* start *

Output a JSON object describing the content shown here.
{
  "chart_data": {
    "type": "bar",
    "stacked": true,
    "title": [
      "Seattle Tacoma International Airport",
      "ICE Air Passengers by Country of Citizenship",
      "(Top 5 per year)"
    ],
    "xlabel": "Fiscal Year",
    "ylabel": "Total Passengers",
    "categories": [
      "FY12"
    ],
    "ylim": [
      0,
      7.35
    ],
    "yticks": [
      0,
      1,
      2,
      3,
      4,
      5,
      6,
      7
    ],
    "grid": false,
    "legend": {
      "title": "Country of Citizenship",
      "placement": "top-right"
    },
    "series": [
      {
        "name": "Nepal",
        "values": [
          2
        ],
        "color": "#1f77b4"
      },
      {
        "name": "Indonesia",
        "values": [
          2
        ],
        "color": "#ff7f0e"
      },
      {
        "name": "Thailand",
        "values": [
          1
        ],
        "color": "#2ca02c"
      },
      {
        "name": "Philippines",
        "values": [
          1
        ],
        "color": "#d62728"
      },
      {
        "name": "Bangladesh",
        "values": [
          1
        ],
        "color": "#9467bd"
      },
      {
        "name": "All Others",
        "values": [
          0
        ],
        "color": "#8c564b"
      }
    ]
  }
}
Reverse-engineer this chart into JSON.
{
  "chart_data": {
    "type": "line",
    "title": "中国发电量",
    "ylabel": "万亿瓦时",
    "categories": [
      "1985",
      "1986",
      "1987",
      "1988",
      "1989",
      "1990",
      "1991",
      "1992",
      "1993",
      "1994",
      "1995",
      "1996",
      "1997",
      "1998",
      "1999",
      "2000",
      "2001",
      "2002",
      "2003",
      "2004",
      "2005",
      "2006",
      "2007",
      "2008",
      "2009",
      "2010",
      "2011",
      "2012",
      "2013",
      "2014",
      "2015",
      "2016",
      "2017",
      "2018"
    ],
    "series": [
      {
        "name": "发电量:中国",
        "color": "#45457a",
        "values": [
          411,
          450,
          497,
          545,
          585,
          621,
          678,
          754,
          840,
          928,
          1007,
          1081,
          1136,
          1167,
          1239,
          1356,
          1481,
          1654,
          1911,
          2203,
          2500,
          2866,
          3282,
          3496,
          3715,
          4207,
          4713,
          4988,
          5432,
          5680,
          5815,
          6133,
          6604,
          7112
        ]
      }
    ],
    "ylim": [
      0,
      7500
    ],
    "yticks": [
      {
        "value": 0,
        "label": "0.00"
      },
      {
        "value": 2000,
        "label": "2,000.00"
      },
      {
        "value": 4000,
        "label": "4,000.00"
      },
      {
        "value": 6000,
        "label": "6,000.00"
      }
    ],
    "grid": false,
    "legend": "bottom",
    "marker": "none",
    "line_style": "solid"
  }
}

* end *

The task:
Give every line of the material again, exactly as it reads.

Result:
Output a JSON object describing the content shown here.
{
  "chart_data": {
    "type": "bar",
    "stacked": true,
    "title": [
      "Seattle Tacoma International Airport",
      "ICE Air Passengers by Country of Citizenship",
      "(Top 5 per year)"
    ],
    "xlabel": "Fiscal Year",
    "ylabel": "Total Passengers",
    "categories": [
      "FY12"
    ],
    "ylim": [
      0,
      7.35
    ],
    "yticks": [
      0,
      1,
      2,
      3,
      4,
      5,
      6,
      7
    ],
    "grid": false,
    "legend": {
      "title": "Country of Citizenship",
      "placement": "top-right"
    },
    "series": [
      {
        "name": "Nepal",
        "values": [
          2
        ],
        "color": "#1f77b4"
      },
      {
        "name": "Indonesia",
        "values": [
          2
        ],
        "color": "#ff7f0e"
      },
      {
        "name": "Thailand",
        "values": [
          1
        ],
        "color": "#2ca02c"
      },
      {
        "name": "Philippines",
        "values": [
          1
        ],
        "color": "#d62728"
      },
      {
        "name": "Bangladesh",
        "values": [
          1
        ],
        "color": "#9467bd"
      },
      {
        "name": "All Others",
        "values": [
          0
        ],
        "color": "#8c564b"
      }
    ]
  }
}
Reverse-engineer this chart into JSON.
{
  "chart_data": {
    "type": "line",
    "title": "中国发电量",
    "ylabel": "万亿瓦时",
    "categories": [
      "1985",
      "1986",
      "1987",
      "1988",
      "1989",
      "1990",
      "1991",
      "1992",
      "1993",
      "1994",
      "1995",
      "1996",
      "1997",
      "1998",
      "1999",
      "2000",
      "2001",
      "2002",
      "2003",
      "2004",
      "2005",
      "2006",
      "2007",
      "2008",
      "2009",
      "2010",
      "2011",
      "2012",
      "2013",
      "2014",
      "2015",
      "2016",
      "2017",
      "2018"
    ],
    "series": [
      {
        "name": "发电量:中国",
        "color": "#45457a",
        "values": [
          411,
          450,
          497,
          545,
          585,
          621,
          678,
          754,
          840,
          928,
          1007,
          1081,
          1136,
          1167,
          1239,
          1356,
          1481,
          1654,
          1911,
          2203,
          2500,
          2866,
          3282,
          3496,
          3715,
          4207,
          4713,
          4988,
          5432,
          5680,
          5815,
          6133,
          6604,
          7112
        ]
      }
    ],
    "ylim": [
      0,
      7500
    ],
    "yticks": [
      {
        "value": 0,
        "label": "0.00"
      },
      {
        "value": 2000,
        "label": "2,000.00"
      },
      {
        "value": 4000,
        "label": "4,000.00"
      },
      {
        "value": 6000,
        "label": "6,000.00"
      }
    ],
    "grid": false,
    "legend": "bottom",
    "marker": "none",
    "line_style": "solid"
  }
}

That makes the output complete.